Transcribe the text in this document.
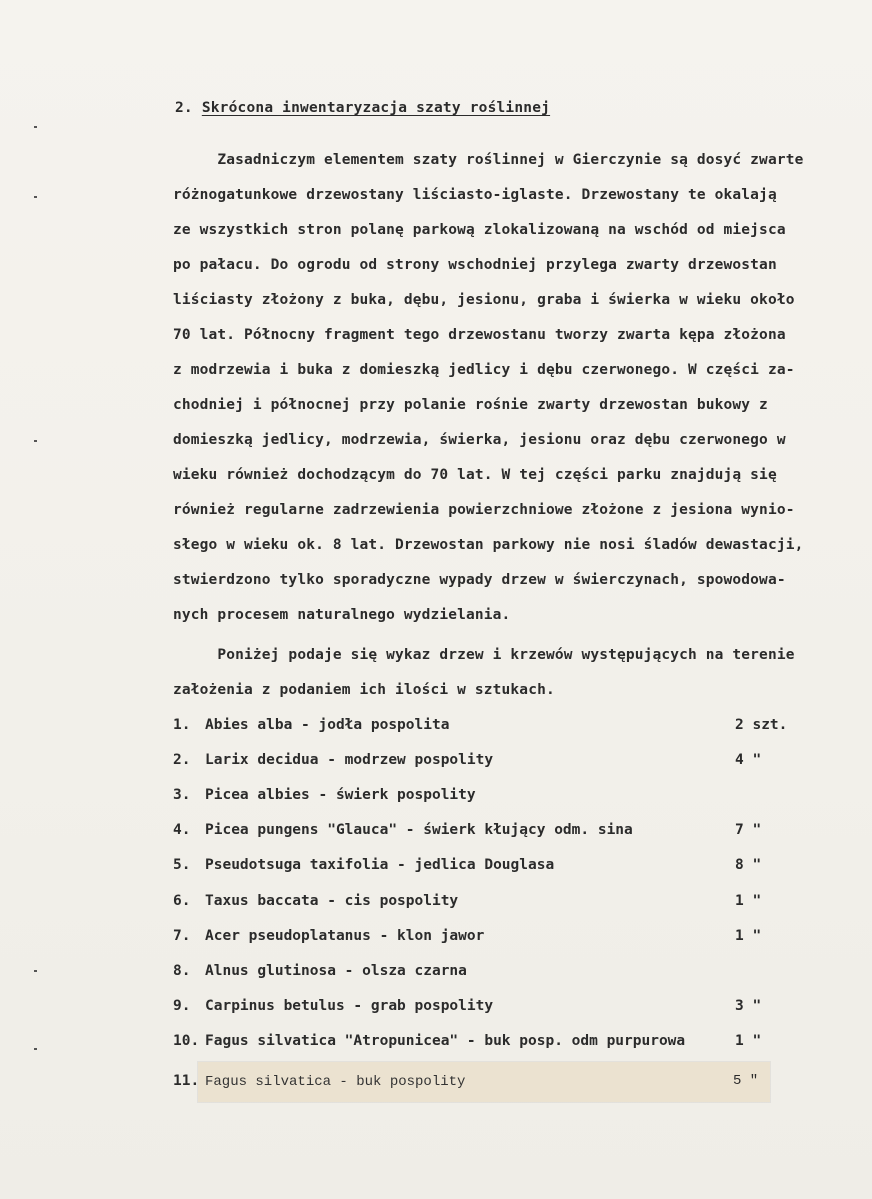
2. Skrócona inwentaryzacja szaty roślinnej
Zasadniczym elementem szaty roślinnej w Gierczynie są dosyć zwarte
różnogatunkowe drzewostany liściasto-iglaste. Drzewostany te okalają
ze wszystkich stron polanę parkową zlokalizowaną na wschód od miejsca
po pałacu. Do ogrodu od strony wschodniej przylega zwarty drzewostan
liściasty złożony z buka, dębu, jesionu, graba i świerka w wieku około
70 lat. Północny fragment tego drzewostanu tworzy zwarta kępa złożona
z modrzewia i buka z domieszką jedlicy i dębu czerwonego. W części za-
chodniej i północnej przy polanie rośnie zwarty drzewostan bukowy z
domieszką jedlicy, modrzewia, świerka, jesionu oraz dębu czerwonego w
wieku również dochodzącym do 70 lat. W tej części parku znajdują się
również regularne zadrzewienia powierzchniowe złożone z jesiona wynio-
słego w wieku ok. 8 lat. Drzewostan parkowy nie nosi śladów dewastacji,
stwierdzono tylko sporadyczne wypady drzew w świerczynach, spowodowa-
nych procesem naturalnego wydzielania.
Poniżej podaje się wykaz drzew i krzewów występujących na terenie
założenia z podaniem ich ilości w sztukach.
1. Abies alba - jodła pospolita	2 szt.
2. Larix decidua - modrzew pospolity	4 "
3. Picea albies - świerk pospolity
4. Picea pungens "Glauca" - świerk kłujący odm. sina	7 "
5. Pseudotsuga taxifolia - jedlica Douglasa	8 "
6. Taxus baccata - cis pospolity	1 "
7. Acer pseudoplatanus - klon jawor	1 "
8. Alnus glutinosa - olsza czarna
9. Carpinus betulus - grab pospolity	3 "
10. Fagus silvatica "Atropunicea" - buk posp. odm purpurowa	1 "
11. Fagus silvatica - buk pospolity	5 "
========
• Given problem:
Without the pictures, reproduce every line of the records above exactly.

• Exercise solution:
Transcribe the text in this document.
2. Skrócona inwentaryzacja szaty roślinnej
Zasadniczym elementem szaty roślinnej w Gierczynie są dosyć zwarte
różnogatunkowe drzewostany liściasto-iglaste. Drzewostany te okalają
ze wszystkich stron polanę parkową zlokalizowaną na wschód od miejsca
po pałacu. Do ogrodu od strony wschodniej przylega zwarty drzewostan
liściasty złożony z buka, dębu, jesionu, graba i świerka w wieku około
70 lat. Północny fragment tego drzewostanu tworzy zwarta kępa złożona
z modrzewia i buka z domieszką jedlicy i dębu czerwonego. W części za-
chodniej i północnej przy polanie rośnie zwarty drzewostan bukowy z
domieszką jedlicy, modrzewia, świerka, jesionu oraz dębu czerwonego w
wieku również dochodzącym do 70 lat. W tej części parku znajdują się
również regularne zadrzewienia powierzchniowe złożone z jesiona wynio-
słego w wieku ok. 8 lat. Drzewostan parkowy nie nosi śladów dewastacji,
stwierdzono tylko sporadyczne wypady drzew w świerczynach, spowodowa-
nych procesem naturalnego wydzielania.
Poniżej podaje się wykaz drzew i krzewów występujących na terenie
założenia z podaniem ich ilości w sztukach.
1. Abies alba - jodła pospolita	2 szt.
2. Larix decidua - modrzew pospolity	4 "
3. Picea albies - świerk pospolity
4. Picea pungens "Glauca" - świerk kłujący odm. sina	7 "
5. Pseudotsuga taxifolia - jedlica Douglasa	8 "
6. Taxus baccata - cis pospolity	1 "
7. Acer pseudoplatanus - klon jawor	1 "
8. Alnus glutinosa - olsza czarna
9. Carpinus betulus - grab pospolity	3 "
10. Fagus silvatica "Atropunicea" - buk posp. odm purpurowa	1 "
11. Fagus silvatica - buk pospolity	5 "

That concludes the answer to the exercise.